Figure contents as structured data
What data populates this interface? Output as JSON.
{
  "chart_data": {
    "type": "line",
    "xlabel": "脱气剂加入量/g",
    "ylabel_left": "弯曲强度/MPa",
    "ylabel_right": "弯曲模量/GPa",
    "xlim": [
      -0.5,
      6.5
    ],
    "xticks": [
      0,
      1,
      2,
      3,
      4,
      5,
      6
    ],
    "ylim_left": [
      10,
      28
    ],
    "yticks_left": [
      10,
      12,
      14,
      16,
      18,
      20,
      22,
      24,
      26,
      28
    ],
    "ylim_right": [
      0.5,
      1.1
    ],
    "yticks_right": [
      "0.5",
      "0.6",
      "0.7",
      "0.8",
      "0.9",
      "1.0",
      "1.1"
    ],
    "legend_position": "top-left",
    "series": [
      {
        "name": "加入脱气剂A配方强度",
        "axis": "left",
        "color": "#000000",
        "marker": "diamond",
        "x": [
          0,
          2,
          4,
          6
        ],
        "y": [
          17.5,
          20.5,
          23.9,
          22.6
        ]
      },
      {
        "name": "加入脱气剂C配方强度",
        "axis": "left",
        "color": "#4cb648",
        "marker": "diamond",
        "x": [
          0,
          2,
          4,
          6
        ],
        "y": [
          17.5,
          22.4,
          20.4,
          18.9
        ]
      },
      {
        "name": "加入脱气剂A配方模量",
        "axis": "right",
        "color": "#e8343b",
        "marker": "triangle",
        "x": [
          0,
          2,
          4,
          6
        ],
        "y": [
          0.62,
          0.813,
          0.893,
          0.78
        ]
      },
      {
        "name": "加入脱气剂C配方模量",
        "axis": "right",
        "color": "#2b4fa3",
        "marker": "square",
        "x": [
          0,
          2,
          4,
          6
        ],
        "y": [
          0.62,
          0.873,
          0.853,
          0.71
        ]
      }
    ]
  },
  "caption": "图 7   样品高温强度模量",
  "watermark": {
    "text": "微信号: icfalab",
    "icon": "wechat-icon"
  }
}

Problem statement>
Take the lines above and print them exactly.

Output for this exercise>
What data populates this interface? Output as JSON.
{
  "chart_data": {
    "type": "line",
    "xlabel": "脱气剂加入量/g",
    "ylabel_left": "弯曲强度/MPa",
    "ylabel_right": "弯曲模量/GPa",
    "xlim": [
      -0.5,
      6.5
    ],
    "xticks": [
      0,
      1,
      2,
      3,
      4,
      5,
      6
    ],
    "ylim_left": [
      10,
      28
    ],
    "yticks_left": [
      10,
      12,
      14,
      16,
      18,
      20,
      22,
      24,
      26,
      28
    ],
    "ylim_right": [
      0.5,
      1.1
    ],
    "yticks_right": [
      "0.5",
      "0.6",
      "0.7",
      "0.8",
      "0.9",
      "1.0",
      "1.1"
    ],
    "legend_position": "top-left",
    "series": [
      {
        "name": "加入脱气剂A配方强度",
        "axis": "left",
        "color": "#000000",
        "marker": "diamond",
        "x": [
          0,
          2,
          4,
          6
        ],
        "y": [
          17.5,
          20.5,
          23.9,
          22.6
        ]
      },
      {
        "name": "加入脱气剂C配方强度",
        "axis": "left",
        "color": "#4cb648",
        "marker": "diamond",
        "x": [
          0,
          2,
          4,
          6
        ],
        "y": [
          17.5,
          22.4,
          20.4,
          18.9
        ]
      },
      {
        "name": "加入脱气剂A配方模量",
        "axis": "right",
        "color": "#e8343b",
        "marker": "triangle",
        "x": [
          0,
          2,
          4,
          6
        ],
        "y": [
          0.62,
          0.813,
          0.893,
          0.78
        ]
      },
      {
        "name": "加入脱气剂C配方模量",
        "axis": "right",
        "color": "#2b4fa3",
        "marker": "square",
        "x": [
          0,
          2,
          4,
          6
        ],
        "y": [
          0.62,
          0.873,
          0.853,
          0.71
        ]
      }
    ]
  },
  "caption": "图 7   样品高温强度模量",
  "watermark": {
    "text": "微信号: icfalab",
    "icon": "wechat-icon"
  }
}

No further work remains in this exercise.